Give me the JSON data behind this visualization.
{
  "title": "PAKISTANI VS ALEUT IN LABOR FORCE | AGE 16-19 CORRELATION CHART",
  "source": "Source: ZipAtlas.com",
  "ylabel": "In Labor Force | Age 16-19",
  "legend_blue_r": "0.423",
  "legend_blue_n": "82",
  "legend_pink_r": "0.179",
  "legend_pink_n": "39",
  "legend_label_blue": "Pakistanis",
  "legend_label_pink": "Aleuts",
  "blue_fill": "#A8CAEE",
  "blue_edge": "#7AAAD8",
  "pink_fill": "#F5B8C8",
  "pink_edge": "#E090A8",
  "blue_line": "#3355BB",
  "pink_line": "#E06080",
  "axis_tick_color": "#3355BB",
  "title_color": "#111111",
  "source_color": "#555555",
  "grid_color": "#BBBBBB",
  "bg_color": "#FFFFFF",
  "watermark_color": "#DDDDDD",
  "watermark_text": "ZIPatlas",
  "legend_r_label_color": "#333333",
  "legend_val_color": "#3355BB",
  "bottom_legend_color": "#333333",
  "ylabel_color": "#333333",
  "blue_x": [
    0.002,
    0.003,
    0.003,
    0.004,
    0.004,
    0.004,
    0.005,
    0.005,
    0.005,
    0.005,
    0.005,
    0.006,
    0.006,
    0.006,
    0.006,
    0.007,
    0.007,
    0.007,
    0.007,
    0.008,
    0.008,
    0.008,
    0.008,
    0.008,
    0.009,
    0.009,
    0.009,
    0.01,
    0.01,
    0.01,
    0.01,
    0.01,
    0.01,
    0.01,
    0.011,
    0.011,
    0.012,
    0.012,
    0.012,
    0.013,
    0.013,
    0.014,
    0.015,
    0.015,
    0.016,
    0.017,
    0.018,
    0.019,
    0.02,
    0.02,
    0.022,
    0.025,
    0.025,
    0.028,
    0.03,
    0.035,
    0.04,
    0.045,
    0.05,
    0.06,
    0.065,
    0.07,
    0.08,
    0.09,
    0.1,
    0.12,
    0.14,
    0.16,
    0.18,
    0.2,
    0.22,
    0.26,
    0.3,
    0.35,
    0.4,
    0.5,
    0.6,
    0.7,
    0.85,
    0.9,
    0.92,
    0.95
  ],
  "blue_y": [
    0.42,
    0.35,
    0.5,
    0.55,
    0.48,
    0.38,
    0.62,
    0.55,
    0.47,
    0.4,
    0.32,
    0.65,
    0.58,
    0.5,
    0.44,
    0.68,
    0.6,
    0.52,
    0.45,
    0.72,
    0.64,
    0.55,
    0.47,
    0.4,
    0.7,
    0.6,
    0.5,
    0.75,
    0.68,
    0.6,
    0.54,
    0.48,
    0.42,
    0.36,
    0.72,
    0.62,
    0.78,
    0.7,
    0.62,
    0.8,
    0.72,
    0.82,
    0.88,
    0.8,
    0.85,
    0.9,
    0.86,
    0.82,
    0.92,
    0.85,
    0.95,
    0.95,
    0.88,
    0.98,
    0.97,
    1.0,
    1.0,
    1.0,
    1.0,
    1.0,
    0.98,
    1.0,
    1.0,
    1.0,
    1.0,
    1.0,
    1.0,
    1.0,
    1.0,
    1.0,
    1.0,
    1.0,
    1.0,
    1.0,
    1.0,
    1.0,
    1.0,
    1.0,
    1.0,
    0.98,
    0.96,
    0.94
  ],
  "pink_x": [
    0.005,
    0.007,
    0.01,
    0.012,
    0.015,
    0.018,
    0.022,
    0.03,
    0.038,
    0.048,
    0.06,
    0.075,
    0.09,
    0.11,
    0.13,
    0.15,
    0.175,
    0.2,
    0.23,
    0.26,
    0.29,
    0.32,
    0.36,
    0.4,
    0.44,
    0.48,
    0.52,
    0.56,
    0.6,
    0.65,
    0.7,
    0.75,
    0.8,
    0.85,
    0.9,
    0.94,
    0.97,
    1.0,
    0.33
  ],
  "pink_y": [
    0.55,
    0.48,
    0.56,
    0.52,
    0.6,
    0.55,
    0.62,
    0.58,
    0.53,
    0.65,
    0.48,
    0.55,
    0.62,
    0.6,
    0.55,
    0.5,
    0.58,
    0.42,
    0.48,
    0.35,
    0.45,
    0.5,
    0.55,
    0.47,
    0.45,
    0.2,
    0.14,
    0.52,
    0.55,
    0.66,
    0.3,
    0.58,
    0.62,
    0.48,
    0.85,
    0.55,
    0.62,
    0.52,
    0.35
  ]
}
────
◆ **Exercise prompt**:
The entries above should be repeated exactly, every one of them.

◆ **In response**:
Give me the JSON data behind this visualization.
{
  "title": "PAKISTANI VS ALEUT IN LABOR FORCE | AGE 16-19 CORRELATION CHART",
  "source": "Source: ZipAtlas.com",
  "ylabel": "In Labor Force | Age 16-19",
  "legend_blue_r": "0.423",
  "legend_blue_n": "82",
  "legend_pink_r": "0.179",
  "legend_pink_n": "39",
  "legend_label_blue": "Pakistanis",
  "legend_label_pink": "Aleuts",
  "blue_fill": "#A8CAEE",
  "blue_edge": "#7AAAD8",
  "pink_fill": "#F5B8C8",
  "pink_edge": "#E090A8",
  "blue_line": "#3355BB",
  "pink_line": "#E06080",
  "axis_tick_color": "#3355BB",
  "title_color": "#111111",
  "source_color": "#555555",
  "grid_color": "#BBBBBB",
  "bg_color": "#FFFFFF",
  "watermark_color": "#DDDDDD",
  "watermark_text": "ZIPatlas",
  "legend_r_label_color": "#333333",
  "legend_val_color": "#3355BB",
  "bottom_legend_color": "#333333",
  "ylabel_color": "#333333",
  "blue_x": [
    0.002,
    0.003,
    0.003,
    0.004,
    0.004,
    0.004,
    0.005,
    0.005,
    0.005,
    0.005,
    0.005,
    0.006,
    0.006,
    0.006,
    0.006,
    0.007,
    0.007,
    0.007,
    0.007,
    0.008,
    0.008,
    0.008,
    0.008,
    0.008,
    0.009,
    0.009,
    0.009,
    0.01,
    0.01,
    0.01,
    0.01,
    0.01,
    0.01,
    0.01,
    0.011,
    0.011,
    0.012,
    0.012,
    0.012,
    0.013,
    0.013,
    0.014,
    0.015,
    0.015,
    0.016,
    0.017,
    0.018,
    0.019,
    0.02,
    0.02,
    0.022,
    0.025,
    0.025,
    0.028,
    0.03,
    0.035,
    0.04,
    0.045,
    0.05,
    0.06,
    0.065,
    0.07,
    0.08,
    0.09,
    0.1,
    0.12,
    0.14,
    0.16,
    0.18,
    0.2,
    0.22,
    0.26,
    0.3,
    0.35,
    0.4,
    0.5,
    0.6,
    0.7,
    0.85,
    0.9,
    0.92,
    0.95
  ],
  "blue_y": [
    0.42,
    0.35,
    0.5,
    0.55,
    0.48,
    0.38,
    0.62,
    0.55,
    0.47,
    0.4,
    0.32,
    0.65,
    0.58,
    0.5,
    0.44,
    0.68,
    0.6,
    0.52,
    0.45,
    0.72,
    0.64,
    0.55,
    0.47,
    0.4,
    0.7,
    0.6,
    0.5,
    0.75,
    0.68,
    0.6,
    0.54,
    0.48,
    0.42,
    0.36,
    0.72,
    0.62,
    0.78,
    0.7,
    0.62,
    0.8,
    0.72,
    0.82,
    0.88,
    0.8,
    0.85,
    0.9,
    0.86,
    0.82,
    0.92,
    0.85,
    0.95,
    0.95,
    0.88,
    0.98,
    0.97,
    1.0,
    1.0,
    1.0,
    1.0,
    1.0,
    0.98,
    1.0,
    1.0,
    1.0,
    1.0,
    1.0,
    1.0,
    1.0,
    1.0,
    1.0,
    1.0,
    1.0,
    1.0,
    1.0,
    1.0,
    1.0,
    1.0,
    1.0,
    1.0,
    0.98,
    0.96,
    0.94
  ],
  "pink_x": [
    0.005,
    0.007,
    0.01,
    0.012,
    0.015,
    0.018,
    0.022,
    0.03,
    0.038,
    0.048,
    0.06,
    0.075,
    0.09,
    0.11,
    0.13,
    0.15,
    0.175,
    0.2,
    0.23,
    0.26,
    0.29,
    0.32,
    0.36,
    0.4,
    0.44,
    0.48,
    0.52,
    0.56,
    0.6,
    0.65,
    0.7,
    0.75,
    0.8,
    0.85,
    0.9,
    0.94,
    0.97,
    1.0,
    0.33
  ],
  "pink_y": [
    0.55,
    0.48,
    0.56,
    0.52,
    0.6,
    0.55,
    0.62,
    0.58,
    0.53,
    0.65,
    0.48,
    0.55,
    0.62,
    0.6,
    0.55,
    0.5,
    0.58,
    0.42,
    0.48,
    0.35,
    0.45,
    0.5,
    0.55,
    0.47,
    0.45,
    0.2,
    0.14,
    0.52,
    0.55,
    0.66,
    0.3,
    0.58,
    0.62,
    0.48,
    0.85,
    0.55,
    0.62,
    0.52,
    0.35
  ]
}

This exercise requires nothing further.